→ Data entries
___

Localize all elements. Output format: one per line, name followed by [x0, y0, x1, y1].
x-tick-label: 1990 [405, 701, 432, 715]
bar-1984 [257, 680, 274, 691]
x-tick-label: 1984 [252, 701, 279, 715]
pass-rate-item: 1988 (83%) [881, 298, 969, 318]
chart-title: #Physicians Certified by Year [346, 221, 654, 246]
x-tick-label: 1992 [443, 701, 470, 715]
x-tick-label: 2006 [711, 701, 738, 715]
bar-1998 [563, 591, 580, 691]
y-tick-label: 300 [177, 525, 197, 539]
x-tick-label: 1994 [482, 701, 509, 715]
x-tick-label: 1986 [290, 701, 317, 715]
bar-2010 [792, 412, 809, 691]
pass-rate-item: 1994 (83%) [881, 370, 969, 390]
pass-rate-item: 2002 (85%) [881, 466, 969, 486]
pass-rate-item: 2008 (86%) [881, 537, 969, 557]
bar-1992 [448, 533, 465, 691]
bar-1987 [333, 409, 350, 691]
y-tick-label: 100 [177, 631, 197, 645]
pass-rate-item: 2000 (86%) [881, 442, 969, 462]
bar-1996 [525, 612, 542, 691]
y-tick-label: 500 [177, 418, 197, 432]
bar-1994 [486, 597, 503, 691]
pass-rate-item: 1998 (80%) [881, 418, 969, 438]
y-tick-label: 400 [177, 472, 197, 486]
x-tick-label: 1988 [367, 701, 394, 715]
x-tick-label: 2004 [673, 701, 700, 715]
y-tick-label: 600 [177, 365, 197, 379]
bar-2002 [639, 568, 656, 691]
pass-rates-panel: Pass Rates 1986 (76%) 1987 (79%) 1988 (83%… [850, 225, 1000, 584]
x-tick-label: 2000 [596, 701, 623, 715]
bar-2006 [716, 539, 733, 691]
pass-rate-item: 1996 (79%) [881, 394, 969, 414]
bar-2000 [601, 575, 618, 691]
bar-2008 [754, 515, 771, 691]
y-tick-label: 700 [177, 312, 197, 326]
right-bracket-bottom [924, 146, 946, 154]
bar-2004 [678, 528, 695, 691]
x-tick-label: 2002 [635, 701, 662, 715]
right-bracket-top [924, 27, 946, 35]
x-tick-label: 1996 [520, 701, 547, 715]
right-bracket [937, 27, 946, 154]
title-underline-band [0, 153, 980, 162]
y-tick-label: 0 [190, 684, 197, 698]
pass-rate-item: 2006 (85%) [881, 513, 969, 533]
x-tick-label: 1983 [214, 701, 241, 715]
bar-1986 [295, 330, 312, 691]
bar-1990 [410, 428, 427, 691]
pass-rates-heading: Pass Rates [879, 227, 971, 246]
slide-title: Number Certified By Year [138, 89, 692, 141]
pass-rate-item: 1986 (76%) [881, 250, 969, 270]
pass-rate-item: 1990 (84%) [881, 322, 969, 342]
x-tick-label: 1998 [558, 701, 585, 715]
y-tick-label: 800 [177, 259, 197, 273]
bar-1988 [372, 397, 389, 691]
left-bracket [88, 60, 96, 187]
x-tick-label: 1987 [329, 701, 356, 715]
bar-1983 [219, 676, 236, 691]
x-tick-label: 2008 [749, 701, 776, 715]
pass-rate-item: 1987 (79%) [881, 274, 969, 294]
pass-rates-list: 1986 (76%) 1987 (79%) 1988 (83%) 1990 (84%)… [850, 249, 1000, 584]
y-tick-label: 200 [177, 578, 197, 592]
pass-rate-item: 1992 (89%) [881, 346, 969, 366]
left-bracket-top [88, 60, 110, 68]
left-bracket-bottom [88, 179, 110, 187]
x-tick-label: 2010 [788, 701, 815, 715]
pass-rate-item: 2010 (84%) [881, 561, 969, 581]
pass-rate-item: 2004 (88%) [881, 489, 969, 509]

___

→ Work to do
Copy out every line of the records above, with nothing added, dropped, or altered.

→ Answer
Localize all elements. Output format: one per line, name followed by [x0, y0, x1, y1].
x-tick-label: 1990 [405, 701, 432, 715]
bar-1984 [257, 680, 274, 691]
x-tick-label: 1984 [252, 701, 279, 715]
pass-rate-item: 1988 (83%) [881, 298, 969, 318]
chart-title: #Physicians Certified by Year [346, 221, 654, 246]
x-tick-label: 1992 [443, 701, 470, 715]
x-tick-label: 2006 [711, 701, 738, 715]
bar-1998 [563, 591, 580, 691]
y-tick-label: 300 [177, 525, 197, 539]
x-tick-label: 1994 [482, 701, 509, 715]
x-tick-label: 1986 [290, 701, 317, 715]
bar-2010 [792, 412, 809, 691]
pass-rate-item: 1994 (83%) [881, 370, 969, 390]
pass-rate-item: 2002 (85%) [881, 466, 969, 486]
pass-rate-item: 2008 (86%) [881, 537, 969, 557]
bar-1992 [448, 533, 465, 691]
bar-1987 [333, 409, 350, 691]
y-tick-label: 100 [177, 631, 197, 645]
pass-rate-item: 2000 (86%) [881, 442, 969, 462]
bar-1996 [525, 612, 542, 691]
y-tick-label: 500 [177, 418, 197, 432]
bar-1994 [486, 597, 503, 691]
pass-rate-item: 1998 (80%) [881, 418, 969, 438]
y-tick-label: 400 [177, 472, 197, 486]
x-tick-label: 1988 [367, 701, 394, 715]
x-tick-label: 2004 [673, 701, 700, 715]
y-tick-label: 600 [177, 365, 197, 379]
bar-2002 [639, 568, 656, 691]
pass-rates-panel: Pass Rates 1986 (76%) 1987 (79%) 1988 (83%… [850, 225, 1000, 584]
x-tick-label: 2000 [596, 701, 623, 715]
bar-2006 [716, 539, 733, 691]
pass-rate-item: 1996 (79%) [881, 394, 969, 414]
bar-2000 [601, 575, 618, 691]
bar-2008 [754, 515, 771, 691]
y-tick-label: 700 [177, 312, 197, 326]
right-bracket-bottom [924, 146, 946, 154]
bar-2004 [678, 528, 695, 691]
x-tick-label: 2002 [635, 701, 662, 715]
right-bracket-top [924, 27, 946, 35]
x-tick-label: 1996 [520, 701, 547, 715]
right-bracket [937, 27, 946, 154]
title-underline-band [0, 153, 980, 162]
y-tick-label: 0 [190, 684, 197, 698]
pass-rate-item: 2006 (85%) [881, 513, 969, 533]
x-tick-label: 1983 [214, 701, 241, 715]
bar-1986 [295, 330, 312, 691]
bar-1990 [410, 428, 427, 691]
pass-rates-heading: Pass Rates [879, 227, 971, 246]
slide-title: Number Certified By Year [138, 89, 692, 141]
pass-rate-item: 1986 (76%) [881, 250, 969, 270]
pass-rate-item: 1990 (84%) [881, 322, 969, 342]
x-tick-label: 1998 [558, 701, 585, 715]
y-tick-label: 800 [177, 259, 197, 273]
bar-1988 [372, 397, 389, 691]
left-bracket [88, 60, 96, 187]
x-tick-label: 1987 [329, 701, 356, 715]
bar-1983 [219, 676, 236, 691]
x-tick-label: 2008 [749, 701, 776, 715]
pass-rate-item: 1987 (79%) [881, 274, 969, 294]
pass-rates-list: 1986 (76%) 1987 (79%) 1988 (83%) 1990 (84%)… [850, 249, 1000, 584]
y-tick-label: 200 [177, 578, 197, 592]
pass-rate-item: 1992 (89%) [881, 346, 969, 366]
left-bracket-top [88, 60, 110, 68]
left-bracket-bottom [88, 179, 110, 187]
x-tick-label: 2010 [788, 701, 815, 715]
pass-rate-item: 2010 (84%) [881, 561, 969, 581]
pass-rate-item: 2004 (88%) [881, 489, 969, 509]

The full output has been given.